## Dataset entries
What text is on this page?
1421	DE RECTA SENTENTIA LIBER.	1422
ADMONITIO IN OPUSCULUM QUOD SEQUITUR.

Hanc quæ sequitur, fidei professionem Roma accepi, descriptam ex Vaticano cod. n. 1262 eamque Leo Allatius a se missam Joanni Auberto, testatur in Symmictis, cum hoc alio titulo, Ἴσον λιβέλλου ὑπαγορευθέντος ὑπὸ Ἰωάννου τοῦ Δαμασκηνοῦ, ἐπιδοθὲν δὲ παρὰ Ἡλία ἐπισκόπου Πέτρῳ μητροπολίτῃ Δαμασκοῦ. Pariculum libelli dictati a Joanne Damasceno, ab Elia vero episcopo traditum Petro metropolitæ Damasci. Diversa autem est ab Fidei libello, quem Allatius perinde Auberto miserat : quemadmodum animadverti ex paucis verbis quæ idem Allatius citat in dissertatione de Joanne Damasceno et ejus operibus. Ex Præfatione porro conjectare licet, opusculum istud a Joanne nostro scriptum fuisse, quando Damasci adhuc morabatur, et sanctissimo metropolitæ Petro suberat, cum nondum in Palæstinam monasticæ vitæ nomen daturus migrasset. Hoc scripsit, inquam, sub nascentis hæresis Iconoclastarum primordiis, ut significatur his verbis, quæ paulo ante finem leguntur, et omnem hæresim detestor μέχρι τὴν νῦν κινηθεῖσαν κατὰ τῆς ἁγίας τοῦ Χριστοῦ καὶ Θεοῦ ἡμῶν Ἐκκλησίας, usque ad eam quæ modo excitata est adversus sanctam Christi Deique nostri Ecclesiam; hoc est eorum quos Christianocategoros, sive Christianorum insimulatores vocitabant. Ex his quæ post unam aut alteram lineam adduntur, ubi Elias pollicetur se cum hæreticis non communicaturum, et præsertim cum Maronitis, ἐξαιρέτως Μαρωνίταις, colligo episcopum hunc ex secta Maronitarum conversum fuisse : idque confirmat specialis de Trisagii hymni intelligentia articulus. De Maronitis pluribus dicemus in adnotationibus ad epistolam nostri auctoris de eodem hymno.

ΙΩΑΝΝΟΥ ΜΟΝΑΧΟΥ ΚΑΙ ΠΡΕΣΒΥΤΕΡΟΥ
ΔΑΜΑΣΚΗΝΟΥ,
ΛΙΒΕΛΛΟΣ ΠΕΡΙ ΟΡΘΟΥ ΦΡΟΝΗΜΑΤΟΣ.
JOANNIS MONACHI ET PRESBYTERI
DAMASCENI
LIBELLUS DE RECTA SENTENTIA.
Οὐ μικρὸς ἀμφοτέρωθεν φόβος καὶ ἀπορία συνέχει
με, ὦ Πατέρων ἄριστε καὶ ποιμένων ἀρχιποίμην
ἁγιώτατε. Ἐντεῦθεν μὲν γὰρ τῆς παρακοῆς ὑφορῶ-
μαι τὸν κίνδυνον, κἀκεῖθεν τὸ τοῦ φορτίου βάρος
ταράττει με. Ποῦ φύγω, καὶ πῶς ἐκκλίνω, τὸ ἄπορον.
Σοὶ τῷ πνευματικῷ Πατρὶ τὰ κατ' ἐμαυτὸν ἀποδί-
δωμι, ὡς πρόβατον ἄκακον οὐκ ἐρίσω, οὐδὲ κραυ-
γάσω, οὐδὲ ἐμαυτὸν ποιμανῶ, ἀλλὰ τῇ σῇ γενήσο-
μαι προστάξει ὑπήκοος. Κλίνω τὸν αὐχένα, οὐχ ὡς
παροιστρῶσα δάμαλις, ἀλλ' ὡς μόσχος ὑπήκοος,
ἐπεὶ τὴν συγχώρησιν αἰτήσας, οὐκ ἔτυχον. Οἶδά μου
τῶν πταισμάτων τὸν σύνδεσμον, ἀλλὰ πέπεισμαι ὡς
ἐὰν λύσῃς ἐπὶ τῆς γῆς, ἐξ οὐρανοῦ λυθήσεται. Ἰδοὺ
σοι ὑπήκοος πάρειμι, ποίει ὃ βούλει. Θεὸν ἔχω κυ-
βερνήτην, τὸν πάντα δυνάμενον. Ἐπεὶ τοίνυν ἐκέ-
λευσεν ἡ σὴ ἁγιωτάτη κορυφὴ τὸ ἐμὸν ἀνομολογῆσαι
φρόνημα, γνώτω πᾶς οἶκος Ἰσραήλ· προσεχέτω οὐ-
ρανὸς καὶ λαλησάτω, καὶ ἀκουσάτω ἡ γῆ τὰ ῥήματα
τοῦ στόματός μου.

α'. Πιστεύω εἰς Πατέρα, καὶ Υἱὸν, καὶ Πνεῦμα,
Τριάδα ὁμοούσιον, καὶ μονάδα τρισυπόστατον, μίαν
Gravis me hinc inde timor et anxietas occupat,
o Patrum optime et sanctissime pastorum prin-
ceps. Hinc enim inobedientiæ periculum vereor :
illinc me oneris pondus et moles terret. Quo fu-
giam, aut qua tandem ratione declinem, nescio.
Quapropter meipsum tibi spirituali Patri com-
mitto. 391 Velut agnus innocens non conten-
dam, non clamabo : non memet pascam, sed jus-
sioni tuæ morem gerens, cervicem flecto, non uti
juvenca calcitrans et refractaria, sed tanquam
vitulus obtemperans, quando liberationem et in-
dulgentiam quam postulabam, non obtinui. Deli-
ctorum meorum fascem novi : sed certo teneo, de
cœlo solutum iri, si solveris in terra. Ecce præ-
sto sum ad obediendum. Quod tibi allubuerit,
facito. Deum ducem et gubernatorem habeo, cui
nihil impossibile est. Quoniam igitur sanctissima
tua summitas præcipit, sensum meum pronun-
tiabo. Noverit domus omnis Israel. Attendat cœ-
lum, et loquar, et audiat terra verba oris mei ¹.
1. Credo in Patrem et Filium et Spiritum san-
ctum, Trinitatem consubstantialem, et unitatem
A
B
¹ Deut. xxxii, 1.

## Task brief
Take every line from the data that contains the word "SENTENTIA".

## Answer to the problem
1421	DE RECTA SENTENTIA LIBER.	1422
LIBELLUS DE RECTA SENTENTIA.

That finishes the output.